-- start DATASET ENTRIES --

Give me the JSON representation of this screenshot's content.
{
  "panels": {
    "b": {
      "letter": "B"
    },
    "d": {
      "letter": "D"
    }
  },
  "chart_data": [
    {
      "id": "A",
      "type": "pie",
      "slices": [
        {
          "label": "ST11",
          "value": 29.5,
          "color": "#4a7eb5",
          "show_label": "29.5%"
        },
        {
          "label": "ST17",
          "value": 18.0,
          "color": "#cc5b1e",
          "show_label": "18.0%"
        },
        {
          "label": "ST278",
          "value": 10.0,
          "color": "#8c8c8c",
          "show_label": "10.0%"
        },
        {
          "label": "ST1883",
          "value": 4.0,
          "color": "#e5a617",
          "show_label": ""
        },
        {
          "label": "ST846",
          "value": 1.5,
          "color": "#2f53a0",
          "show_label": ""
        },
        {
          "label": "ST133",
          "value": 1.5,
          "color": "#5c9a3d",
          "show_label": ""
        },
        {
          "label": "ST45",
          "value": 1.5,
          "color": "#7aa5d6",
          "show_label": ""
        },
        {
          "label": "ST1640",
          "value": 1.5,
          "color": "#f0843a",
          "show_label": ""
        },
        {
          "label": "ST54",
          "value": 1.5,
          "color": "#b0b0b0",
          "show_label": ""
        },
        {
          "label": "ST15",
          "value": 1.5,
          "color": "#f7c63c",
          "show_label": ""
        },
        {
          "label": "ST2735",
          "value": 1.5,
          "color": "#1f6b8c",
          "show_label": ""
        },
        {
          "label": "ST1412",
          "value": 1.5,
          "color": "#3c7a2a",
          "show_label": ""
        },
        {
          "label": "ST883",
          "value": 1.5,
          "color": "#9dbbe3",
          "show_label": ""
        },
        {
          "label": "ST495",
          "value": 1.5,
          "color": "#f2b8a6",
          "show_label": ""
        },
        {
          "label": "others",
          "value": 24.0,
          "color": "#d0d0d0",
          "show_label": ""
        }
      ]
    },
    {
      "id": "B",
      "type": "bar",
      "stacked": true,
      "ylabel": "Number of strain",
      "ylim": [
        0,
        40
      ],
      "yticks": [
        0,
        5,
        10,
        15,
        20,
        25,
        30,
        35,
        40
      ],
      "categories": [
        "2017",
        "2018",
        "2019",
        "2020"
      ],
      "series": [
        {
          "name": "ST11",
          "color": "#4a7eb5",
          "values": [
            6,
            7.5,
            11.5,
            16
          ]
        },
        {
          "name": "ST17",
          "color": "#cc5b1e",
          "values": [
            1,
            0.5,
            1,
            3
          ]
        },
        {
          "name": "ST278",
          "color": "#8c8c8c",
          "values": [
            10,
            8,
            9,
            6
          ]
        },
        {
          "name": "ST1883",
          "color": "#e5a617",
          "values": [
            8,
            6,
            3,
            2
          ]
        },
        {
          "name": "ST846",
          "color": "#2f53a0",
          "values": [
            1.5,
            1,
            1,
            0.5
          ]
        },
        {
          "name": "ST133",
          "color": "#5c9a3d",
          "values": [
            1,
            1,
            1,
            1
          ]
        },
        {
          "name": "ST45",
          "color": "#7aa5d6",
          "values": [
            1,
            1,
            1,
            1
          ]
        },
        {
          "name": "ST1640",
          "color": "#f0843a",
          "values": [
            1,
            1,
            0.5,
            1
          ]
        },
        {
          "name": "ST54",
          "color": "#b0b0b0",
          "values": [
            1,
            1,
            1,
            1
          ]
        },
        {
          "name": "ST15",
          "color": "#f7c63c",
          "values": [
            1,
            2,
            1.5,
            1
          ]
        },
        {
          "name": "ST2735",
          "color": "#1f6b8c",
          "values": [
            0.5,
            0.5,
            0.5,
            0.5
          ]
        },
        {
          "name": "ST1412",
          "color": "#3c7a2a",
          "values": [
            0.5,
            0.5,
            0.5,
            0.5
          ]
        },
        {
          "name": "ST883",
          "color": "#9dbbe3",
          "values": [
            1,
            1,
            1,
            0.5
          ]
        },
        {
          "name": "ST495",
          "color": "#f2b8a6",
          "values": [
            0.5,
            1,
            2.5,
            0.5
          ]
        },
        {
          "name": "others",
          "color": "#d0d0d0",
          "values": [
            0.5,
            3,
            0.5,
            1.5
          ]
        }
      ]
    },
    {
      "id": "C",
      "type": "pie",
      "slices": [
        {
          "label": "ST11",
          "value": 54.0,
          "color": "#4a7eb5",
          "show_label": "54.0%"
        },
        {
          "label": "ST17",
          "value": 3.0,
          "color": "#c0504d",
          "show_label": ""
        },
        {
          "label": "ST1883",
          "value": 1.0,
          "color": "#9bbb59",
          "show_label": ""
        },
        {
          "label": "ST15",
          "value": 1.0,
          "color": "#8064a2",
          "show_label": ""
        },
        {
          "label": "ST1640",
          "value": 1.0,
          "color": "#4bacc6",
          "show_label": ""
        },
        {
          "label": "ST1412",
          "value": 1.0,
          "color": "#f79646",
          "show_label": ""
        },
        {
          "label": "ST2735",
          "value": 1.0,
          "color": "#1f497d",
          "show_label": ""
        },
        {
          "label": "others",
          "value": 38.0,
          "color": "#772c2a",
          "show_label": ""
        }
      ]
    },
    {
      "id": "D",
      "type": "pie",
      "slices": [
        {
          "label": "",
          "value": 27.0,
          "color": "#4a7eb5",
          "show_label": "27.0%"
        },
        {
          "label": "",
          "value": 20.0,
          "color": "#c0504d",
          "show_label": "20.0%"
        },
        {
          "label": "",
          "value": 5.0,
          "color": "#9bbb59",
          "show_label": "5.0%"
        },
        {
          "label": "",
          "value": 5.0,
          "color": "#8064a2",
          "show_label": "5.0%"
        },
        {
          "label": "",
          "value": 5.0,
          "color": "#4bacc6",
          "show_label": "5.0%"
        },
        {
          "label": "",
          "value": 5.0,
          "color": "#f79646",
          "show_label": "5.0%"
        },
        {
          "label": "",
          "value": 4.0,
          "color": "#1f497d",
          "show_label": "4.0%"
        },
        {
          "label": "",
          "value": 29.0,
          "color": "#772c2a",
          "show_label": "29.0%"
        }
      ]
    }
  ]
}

-- end DATASET ENTRIES --

> _INSTRUCTION_
From the listing above, extract all records word for word.

> _EXPECTED OUTPUT_
Give me the JSON representation of this screenshot's content.
{
  "panels": {
    "b": {
      "letter": "B"
    },
    "d": {
      "letter": "D"
    }
  },
  "chart_data": [
    {
      "id": "A",
      "type": "pie",
      "slices": [
        {
          "label": "ST11",
          "value": 29.5,
          "color": "#4a7eb5",
          "show_label": "29.5%"
        },
        {
          "label": "ST17",
          "value": 18.0,
          "color": "#cc5b1e",
          "show_label": "18.0%"
        },
        {
          "label": "ST278",
          "value": 10.0,
          "color": "#8c8c8c",
          "show_label": "10.0%"
        },
        {
          "label": "ST1883",
          "value": 4.0,
          "color": "#e5a617",
          "show_label": ""
        },
        {
          "label": "ST846",
          "value": 1.5,
          "color": "#2f53a0",
          "show_label": ""
        },
        {
          "label": "ST133",
          "value": 1.5,
          "color": "#5c9a3d",
          "show_label": ""
        },
        {
          "label": "ST45",
          "value": 1.5,
          "color": "#7aa5d6",
          "show_label": ""
        },
        {
          "label": "ST1640",
          "value": 1.5,
          "color": "#f0843a",
          "show_label": ""
        },
        {
          "label": "ST54",
          "value": 1.5,
          "color": "#b0b0b0",
          "show_label": ""
        },
        {
          "label": "ST15",
          "value": 1.5,
          "color": "#f7c63c",
          "show_label": ""
        },
        {
          "label": "ST2735",
          "value": 1.5,
          "color": "#1f6b8c",
          "show_label": ""
        },
        {
          "label": "ST1412",
          "value": 1.5,
          "color": "#3c7a2a",
          "show_label": ""
        },
        {
          "label": "ST883",
          "value": 1.5,
          "color": "#9dbbe3",
          "show_label": ""
        },
        {
          "label": "ST495",
          "value": 1.5,
          "color": "#f2b8a6",
          "show_label": ""
        },
        {
          "label": "others",
          "value": 24.0,
          "color": "#d0d0d0",
          "show_label": ""
        }
      ]
    },
    {
      "id": "B",
      "type": "bar",
      "stacked": true,
      "ylabel": "Number of strain",
      "ylim": [
        0,
        40
      ],
      "yticks": [
        0,
        5,
        10,
        15,
        20,
        25,
        30,
        35,
        40
      ],
      "categories": [
        "2017",
        "2018",
        "2019",
        "2020"
      ],
      "series": [
        {
          "name": "ST11",
          "color": "#4a7eb5",
          "values": [
            6,
            7.5,
            11.5,
            16
          ]
        },
        {
          "name": "ST17",
          "color": "#cc5b1e",
          "values": [
            1,
            0.5,
            1,
            3
          ]
        },
        {
          "name": "ST278",
          "color": "#8c8c8c",
          "values": [
            10,
            8,
            9,
            6
          ]
        },
        {
          "name": "ST1883",
          "color": "#e5a617",
          "values": [
            8,
            6,
            3,
            2
          ]
        },
        {
          "name": "ST846",
          "color": "#2f53a0",
          "values": [
            1.5,
            1,
            1,
            0.5
          ]
        },
        {
          "name": "ST133",
          "color": "#5c9a3d",
          "values": [
            1,
            1,
            1,
            1
          ]
        },
        {
          "name": "ST45",
          "color": "#7aa5d6",
          "values": [
            1,
            1,
            1,
            1
          ]
        },
        {
          "name": "ST1640",
          "color": "#f0843a",
          "values": [
            1,
            1,
            0.5,
            1
          ]
        },
        {
          "name": "ST54",
          "color": "#b0b0b0",
          "values": [
            1,
            1,
            1,
            1
          ]
        },
        {
          "name": "ST15",
          "color": "#f7c63c",
          "values": [
            1,
            2,
            1.5,
            1
          ]
        },
        {
          "name": "ST2735",
          "color": "#1f6b8c",
          "values": [
            0.5,
            0.5,
            0.5,
            0.5
          ]
        },
        {
          "name": "ST1412",
          "color": "#3c7a2a",
          "values": [
            0.5,
            0.5,
            0.5,
            0.5
          ]
        },
        {
          "name": "ST883",
          "color": "#9dbbe3",
          "values": [
            1,
            1,
            1,
            0.5
          ]
        },
        {
          "name": "ST495",
          "color": "#f2b8a6",
          "values": [
            0.5,
            1,
            2.5,
            0.5
          ]
        },
        {
          "name": "others",
          "color": "#d0d0d0",
          "values": [
            0.5,
            3,
            0.5,
            1.5
          ]
        }
      ]
    },
    {
      "id": "C",
      "type": "pie",
      "slices": [
        {
          "label": "ST11",
          "value": 54.0,
          "color": "#4a7eb5",
          "show_label": "54.0%"
        },
        {
          "label": "ST17",
          "value": 3.0,
          "color": "#c0504d",
          "show_label": ""
        },
        {
          "label": "ST1883",
          "value": 1.0,
          "color": "#9bbb59",
          "show_label": ""
        },
        {
          "label": "ST15",
          "value": 1.0,
          "color": "#8064a2",
          "show_label": ""
        },
        {
          "label": "ST1640",
          "value": 1.0,
          "color": "#4bacc6",
          "show_label": ""
        },
        {
          "label": "ST1412",
          "value": 1.0,
          "color": "#f79646",
          "show_label": ""
        },
        {
          "label": "ST2735",
          "value": 1.0,
          "color": "#1f497d",
          "show_label": ""
        },
        {
          "label": "others",
          "value": 38.0,
          "color": "#772c2a",
          "show_label": ""
        }
      ]
    },
    {
      "id": "D",
      "type": "pie",
      "slices": [
        {
          "label": "",
          "value": 27.0,
          "color": "#4a7eb5",
          "show_label": "27.0%"
        },
        {
          "label": "",
          "value": 20.0,
          "color": "#c0504d",
          "show_label": "20.0%"
        },
        {
          "label": "",
          "value": 5.0,
          "color": "#9bbb59",
          "show_label": "5.0%"
        },
        {
          "label": "",
          "value": 5.0,
          "color": "#8064a2",
          "show_label": "5.0%"
        },
        {
          "label": "",
          "value": 5.0,
          "color": "#4bacc6",
          "show_label": "5.0%"
        },
        {
          "label": "",
          "value": 5.0,
          "color": "#f79646",
          "show_label": "5.0%"
        },
        {
          "label": "",
          "value": 4.0,
          "color": "#1f497d",
          "show_label": "4.0%"
        },
        {
          "label": "",
          "value": 29.0,
          "color": "#772c2a",
          "show_label": "29.0%"
        }
      ]
    }
  ]
}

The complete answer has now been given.